### [SUPPLIED DATA]

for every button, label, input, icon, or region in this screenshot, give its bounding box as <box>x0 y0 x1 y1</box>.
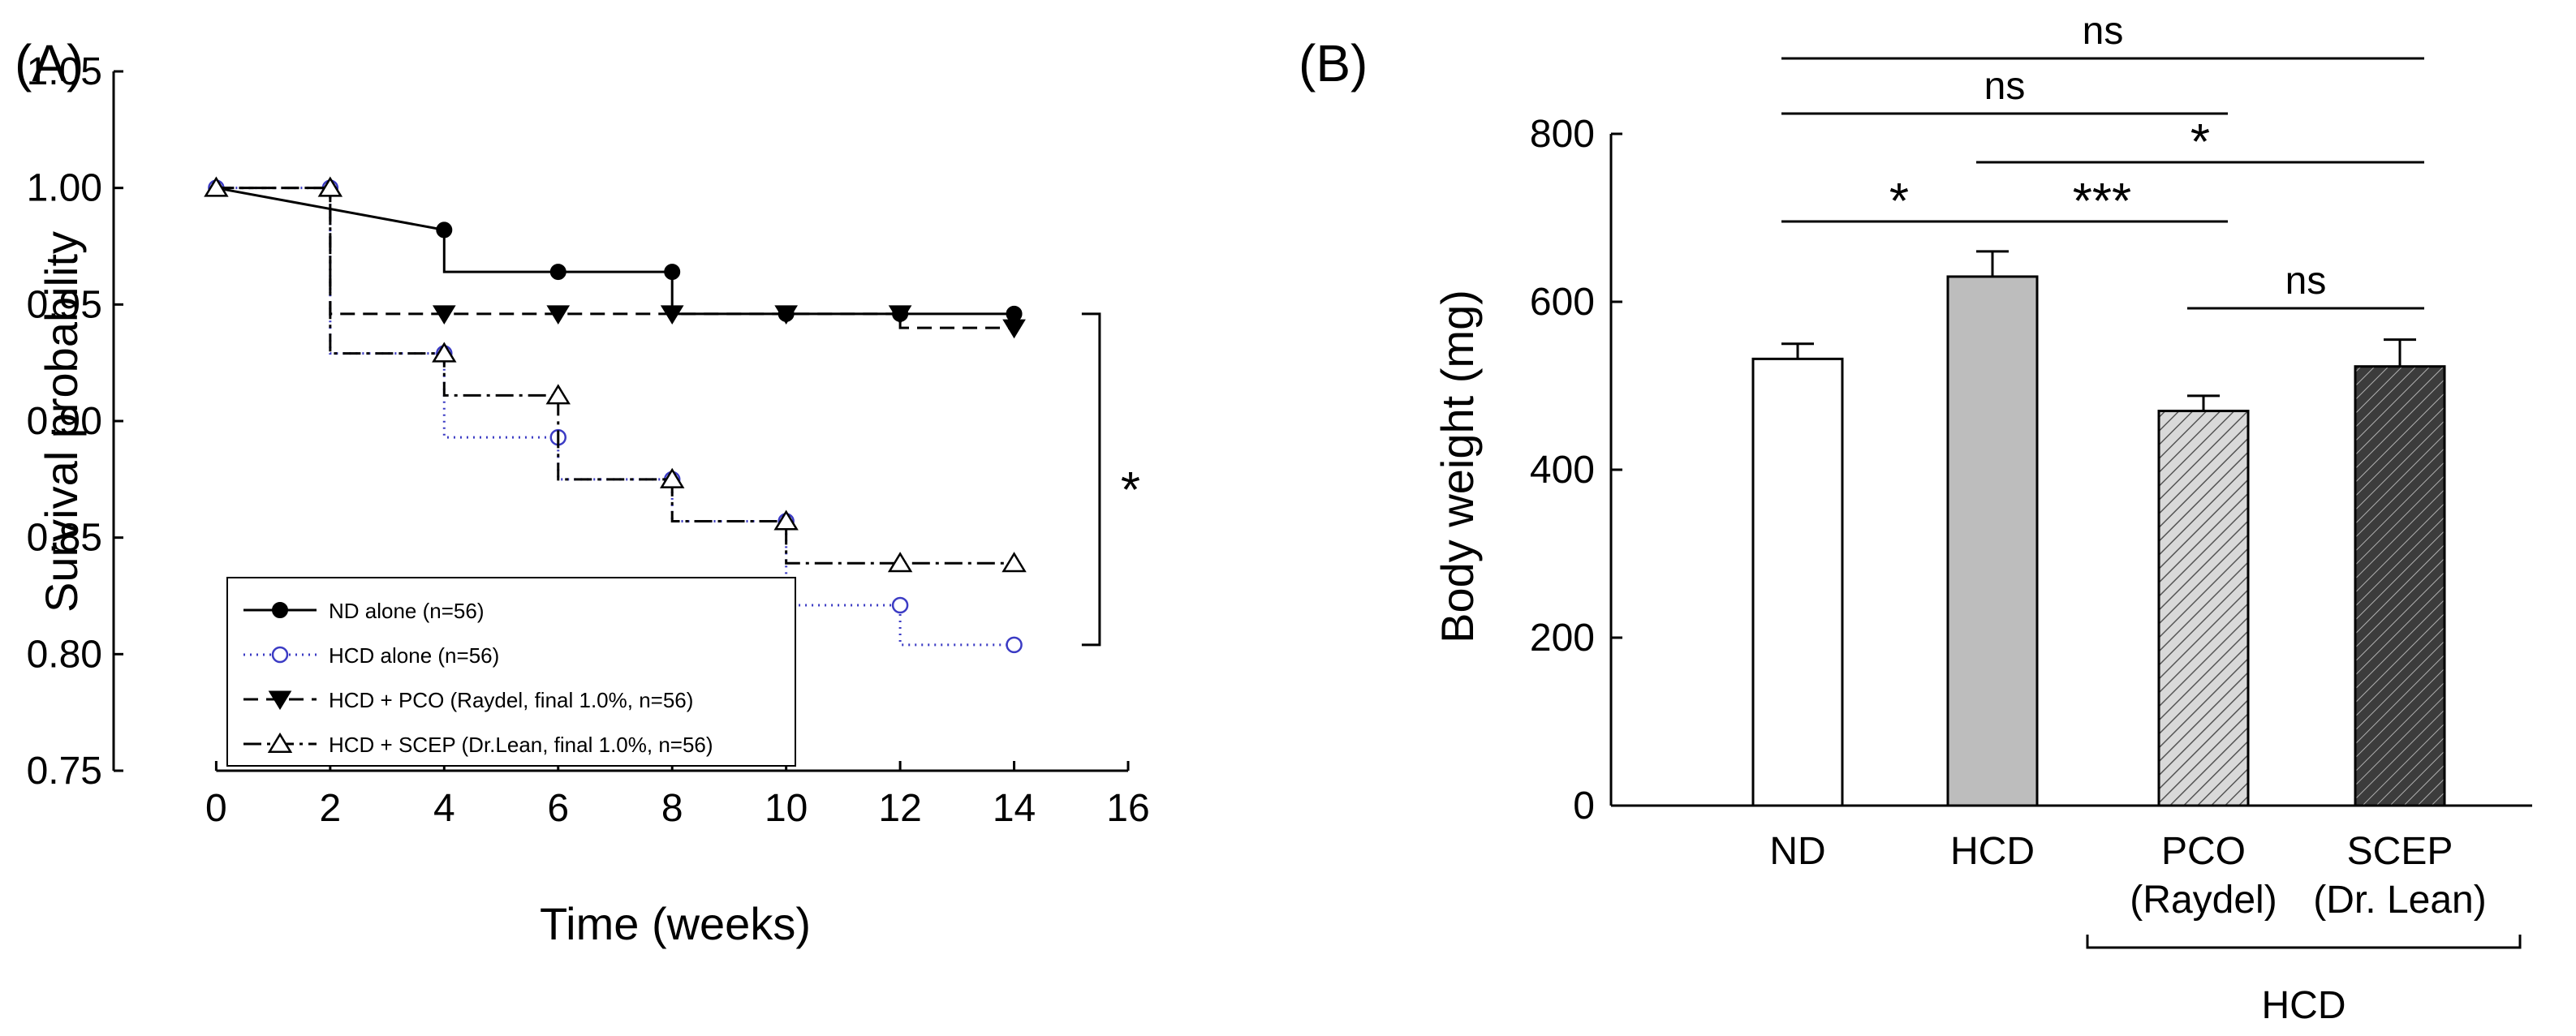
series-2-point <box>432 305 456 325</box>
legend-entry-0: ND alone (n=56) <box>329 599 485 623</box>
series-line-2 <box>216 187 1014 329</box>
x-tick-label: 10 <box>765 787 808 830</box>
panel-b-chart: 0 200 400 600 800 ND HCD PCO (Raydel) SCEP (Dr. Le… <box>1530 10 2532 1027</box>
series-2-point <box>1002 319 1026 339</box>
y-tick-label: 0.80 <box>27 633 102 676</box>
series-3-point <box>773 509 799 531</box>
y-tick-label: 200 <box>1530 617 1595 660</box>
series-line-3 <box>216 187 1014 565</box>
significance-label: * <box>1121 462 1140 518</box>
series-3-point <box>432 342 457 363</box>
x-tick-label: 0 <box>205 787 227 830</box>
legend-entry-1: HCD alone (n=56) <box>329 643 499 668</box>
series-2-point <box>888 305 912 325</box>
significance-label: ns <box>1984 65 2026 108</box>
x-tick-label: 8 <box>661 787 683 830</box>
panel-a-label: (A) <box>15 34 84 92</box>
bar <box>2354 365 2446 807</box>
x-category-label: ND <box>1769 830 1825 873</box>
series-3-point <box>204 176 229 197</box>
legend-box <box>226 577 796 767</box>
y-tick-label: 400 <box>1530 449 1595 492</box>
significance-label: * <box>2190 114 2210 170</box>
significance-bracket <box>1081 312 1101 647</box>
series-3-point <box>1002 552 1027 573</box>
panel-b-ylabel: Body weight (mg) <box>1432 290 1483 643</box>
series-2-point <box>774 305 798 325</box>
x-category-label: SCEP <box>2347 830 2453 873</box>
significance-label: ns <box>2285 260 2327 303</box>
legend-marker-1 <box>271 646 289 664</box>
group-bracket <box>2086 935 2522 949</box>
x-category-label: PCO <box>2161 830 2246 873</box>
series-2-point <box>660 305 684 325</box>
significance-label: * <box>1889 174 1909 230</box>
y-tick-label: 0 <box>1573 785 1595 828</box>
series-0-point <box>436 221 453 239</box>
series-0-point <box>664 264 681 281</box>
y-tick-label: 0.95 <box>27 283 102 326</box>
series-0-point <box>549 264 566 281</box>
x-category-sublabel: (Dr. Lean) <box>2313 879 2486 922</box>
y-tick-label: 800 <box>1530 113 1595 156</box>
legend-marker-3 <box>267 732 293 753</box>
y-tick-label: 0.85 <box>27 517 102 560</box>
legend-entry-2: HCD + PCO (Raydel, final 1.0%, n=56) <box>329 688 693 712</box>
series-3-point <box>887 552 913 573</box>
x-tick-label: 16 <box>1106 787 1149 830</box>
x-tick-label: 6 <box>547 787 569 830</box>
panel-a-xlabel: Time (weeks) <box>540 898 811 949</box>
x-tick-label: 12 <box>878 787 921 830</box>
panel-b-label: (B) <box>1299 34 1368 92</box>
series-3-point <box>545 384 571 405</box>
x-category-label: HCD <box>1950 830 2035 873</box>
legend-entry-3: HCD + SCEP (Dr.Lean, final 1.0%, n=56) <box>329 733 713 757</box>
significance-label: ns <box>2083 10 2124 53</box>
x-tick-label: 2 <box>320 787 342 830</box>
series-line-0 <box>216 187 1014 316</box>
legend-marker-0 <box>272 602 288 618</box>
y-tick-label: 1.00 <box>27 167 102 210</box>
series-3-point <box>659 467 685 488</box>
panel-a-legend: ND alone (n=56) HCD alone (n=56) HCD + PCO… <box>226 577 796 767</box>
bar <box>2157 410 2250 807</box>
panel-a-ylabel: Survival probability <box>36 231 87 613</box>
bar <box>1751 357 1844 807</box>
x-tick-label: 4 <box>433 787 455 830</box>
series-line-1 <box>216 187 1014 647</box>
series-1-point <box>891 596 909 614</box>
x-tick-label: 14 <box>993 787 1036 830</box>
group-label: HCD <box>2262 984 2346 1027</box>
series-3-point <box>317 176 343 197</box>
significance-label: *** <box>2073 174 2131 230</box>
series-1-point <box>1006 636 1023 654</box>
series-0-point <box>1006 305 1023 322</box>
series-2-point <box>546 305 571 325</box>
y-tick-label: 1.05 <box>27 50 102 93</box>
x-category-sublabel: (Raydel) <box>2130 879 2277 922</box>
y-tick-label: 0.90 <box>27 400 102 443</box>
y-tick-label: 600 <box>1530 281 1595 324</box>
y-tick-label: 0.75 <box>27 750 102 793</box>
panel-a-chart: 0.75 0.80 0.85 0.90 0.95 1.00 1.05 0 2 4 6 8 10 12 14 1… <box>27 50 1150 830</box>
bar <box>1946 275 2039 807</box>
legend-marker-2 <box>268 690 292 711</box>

### [GIVEN PROBLEM]
Pull out each line from the entries above that contains the string "chart".

### [OUTPUT OF THE TASK]
panel-b-chart: 0 200 400 600 800 ND HCD PCO (Raydel) SCEP (Dr. Le… <box>1530 10 2532 1027</box>
panel-a-chart: 0.75 0.80 0.85 0.90 0.95 1.00 1.05 0 2 4 6 8 10 12 14 1… <box>27 50 1150 830</box>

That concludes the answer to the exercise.